### What you have to do
Exactly reproduce the lines that follow.

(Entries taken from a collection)

★ ★ ★ ★ ★ ★ ★

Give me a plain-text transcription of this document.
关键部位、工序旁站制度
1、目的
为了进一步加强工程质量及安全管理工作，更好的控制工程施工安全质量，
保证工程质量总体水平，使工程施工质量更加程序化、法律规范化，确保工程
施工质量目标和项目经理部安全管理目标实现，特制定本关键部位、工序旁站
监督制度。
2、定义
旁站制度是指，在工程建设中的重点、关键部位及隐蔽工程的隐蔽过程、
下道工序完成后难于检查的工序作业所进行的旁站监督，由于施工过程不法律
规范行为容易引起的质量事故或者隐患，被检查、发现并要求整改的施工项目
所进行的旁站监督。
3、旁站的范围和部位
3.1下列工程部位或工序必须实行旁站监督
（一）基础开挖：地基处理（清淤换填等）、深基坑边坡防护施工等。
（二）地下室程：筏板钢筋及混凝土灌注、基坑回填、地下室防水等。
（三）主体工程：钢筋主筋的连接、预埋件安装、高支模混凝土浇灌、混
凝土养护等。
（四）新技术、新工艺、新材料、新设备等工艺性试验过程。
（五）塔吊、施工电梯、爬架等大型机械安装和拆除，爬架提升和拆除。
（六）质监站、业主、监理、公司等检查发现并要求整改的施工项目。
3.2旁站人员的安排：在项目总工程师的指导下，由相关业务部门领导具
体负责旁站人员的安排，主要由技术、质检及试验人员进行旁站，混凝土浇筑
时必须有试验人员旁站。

★ ★ ★ ★ ★ ★ ★

### Response to this task
Give me a plain-text transcription of this document.
关键部位、工序旁站制度
1、目的
为了进一步加强工程质量及安全管理工作，更好的控制工程施工安全质量，
保证工程质量总体水平，使工程施工质量更加程序化、法律规范化，确保工程
施工质量目标和项目经理部安全管理目标实现，特制定本关键部位、工序旁站
监督制度。
2、定义
旁站制度是指，在工程建设中的重点、关键部位及隐蔽工程的隐蔽过程、
下道工序完成后难于检查的工序作业所进行的旁站监督，由于施工过程不法律
规范行为容易引起的质量事故或者隐患，被检查、发现并要求整改的施工项目
所进行的旁站监督。
3、旁站的范围和部位
3.1下列工程部位或工序必须实行旁站监督
（一）基础开挖：地基处理（清淤换填等）、深基坑边坡防护施工等。
（二）地下室程：筏板钢筋及混凝土灌注、基坑回填、地下室防水等。
（三）主体工程：钢筋主筋的连接、预埋件安装、高支模混凝土浇灌、混
凝土养护等。
（四）新技术、新工艺、新材料、新设备等工艺性试验过程。
（五）塔吊、施工电梯、爬架等大型机械安装和拆除，爬架提升和拆除。
（六）质监站、业主、监理、公司等检查发现并要求整改的施工项目。
3.2旁站人员的安排：在项目总工程师的指导下，由相关业务部门领导具
体负责旁站人员的安排，主要由技术、质检及试验人员进行旁站，混凝土浇筑
时必须有试验人员旁站。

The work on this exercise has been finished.